** Start Exercise input **

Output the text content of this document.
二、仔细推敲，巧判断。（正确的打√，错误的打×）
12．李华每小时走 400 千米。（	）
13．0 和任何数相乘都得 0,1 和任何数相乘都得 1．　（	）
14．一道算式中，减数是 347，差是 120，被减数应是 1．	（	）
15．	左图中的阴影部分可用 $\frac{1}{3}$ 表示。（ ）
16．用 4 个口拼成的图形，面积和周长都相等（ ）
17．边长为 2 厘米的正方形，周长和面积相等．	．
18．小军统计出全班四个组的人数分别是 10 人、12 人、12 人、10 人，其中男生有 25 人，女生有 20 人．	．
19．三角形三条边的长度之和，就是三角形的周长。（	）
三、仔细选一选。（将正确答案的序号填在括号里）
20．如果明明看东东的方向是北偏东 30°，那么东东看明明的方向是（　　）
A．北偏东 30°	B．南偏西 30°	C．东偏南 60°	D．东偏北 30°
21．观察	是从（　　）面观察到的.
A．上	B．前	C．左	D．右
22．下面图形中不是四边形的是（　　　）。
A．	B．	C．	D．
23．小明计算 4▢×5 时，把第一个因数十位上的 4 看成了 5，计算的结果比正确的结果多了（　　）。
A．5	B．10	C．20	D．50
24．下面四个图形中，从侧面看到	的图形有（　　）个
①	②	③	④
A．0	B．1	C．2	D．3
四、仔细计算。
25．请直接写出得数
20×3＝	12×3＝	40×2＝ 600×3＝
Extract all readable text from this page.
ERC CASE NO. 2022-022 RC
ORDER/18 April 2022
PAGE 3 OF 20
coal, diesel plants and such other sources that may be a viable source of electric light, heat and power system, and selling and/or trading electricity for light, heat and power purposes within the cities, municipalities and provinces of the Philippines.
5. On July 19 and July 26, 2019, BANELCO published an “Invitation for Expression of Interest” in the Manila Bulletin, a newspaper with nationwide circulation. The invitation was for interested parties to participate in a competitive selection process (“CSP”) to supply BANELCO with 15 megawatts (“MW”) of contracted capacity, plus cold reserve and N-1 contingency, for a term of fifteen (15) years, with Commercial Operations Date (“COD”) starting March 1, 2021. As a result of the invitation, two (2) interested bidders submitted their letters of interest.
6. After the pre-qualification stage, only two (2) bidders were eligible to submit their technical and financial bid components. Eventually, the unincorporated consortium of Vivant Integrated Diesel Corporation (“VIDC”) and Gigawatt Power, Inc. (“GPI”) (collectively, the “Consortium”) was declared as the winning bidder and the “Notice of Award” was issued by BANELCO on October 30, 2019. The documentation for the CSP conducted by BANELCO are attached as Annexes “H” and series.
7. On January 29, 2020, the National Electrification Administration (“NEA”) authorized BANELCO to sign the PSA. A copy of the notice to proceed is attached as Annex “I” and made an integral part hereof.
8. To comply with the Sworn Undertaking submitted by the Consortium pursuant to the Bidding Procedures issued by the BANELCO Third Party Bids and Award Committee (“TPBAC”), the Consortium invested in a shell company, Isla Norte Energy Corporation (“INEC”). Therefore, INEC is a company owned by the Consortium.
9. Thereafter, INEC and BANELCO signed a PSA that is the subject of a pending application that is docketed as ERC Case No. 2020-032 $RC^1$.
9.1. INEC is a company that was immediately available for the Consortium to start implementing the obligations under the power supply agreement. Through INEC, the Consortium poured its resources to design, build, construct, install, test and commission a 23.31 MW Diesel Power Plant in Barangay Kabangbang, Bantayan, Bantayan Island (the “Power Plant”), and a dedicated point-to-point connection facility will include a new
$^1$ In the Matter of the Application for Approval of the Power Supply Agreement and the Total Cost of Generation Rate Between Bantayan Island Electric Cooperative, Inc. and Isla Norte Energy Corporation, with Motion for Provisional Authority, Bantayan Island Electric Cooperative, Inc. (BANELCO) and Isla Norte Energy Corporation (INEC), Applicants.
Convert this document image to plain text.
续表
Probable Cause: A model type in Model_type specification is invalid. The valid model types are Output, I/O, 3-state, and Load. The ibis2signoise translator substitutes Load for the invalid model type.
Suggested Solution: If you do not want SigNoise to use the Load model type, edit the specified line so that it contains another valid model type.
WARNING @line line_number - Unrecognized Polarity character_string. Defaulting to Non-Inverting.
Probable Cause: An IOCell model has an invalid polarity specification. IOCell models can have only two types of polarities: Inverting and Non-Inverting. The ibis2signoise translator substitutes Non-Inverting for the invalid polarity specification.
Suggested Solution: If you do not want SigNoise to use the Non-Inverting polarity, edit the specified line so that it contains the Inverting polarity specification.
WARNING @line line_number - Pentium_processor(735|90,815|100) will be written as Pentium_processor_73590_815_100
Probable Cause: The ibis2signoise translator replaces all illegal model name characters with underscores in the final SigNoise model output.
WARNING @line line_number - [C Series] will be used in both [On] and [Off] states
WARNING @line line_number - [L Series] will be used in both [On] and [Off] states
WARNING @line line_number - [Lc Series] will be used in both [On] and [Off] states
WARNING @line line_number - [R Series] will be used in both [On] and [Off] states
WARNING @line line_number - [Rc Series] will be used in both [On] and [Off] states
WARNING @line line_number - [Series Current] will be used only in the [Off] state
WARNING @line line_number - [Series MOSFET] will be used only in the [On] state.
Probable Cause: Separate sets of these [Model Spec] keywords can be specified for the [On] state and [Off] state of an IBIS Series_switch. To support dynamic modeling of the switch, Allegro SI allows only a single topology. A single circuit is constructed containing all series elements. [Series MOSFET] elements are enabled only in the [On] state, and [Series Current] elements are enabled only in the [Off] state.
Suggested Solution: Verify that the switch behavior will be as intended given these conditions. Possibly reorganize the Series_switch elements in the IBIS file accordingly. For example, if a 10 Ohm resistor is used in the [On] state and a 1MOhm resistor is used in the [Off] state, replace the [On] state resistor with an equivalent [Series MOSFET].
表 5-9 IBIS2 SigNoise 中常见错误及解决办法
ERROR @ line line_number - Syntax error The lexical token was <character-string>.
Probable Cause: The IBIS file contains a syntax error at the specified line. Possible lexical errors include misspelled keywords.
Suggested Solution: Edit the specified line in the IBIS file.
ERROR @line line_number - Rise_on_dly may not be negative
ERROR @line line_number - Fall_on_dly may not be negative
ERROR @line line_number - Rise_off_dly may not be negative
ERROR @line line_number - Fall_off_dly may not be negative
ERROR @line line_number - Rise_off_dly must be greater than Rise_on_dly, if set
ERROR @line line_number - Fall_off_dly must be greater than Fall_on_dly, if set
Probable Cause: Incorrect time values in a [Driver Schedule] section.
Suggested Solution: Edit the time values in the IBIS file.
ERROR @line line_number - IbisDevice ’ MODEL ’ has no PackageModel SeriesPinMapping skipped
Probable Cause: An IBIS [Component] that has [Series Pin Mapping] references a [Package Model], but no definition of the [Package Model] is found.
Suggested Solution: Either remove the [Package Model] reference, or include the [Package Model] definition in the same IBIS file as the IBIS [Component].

** End Exercise input **

_Exercise_. State how many lines include the string "Corporation". Give no other information.

_Exercise response_. 3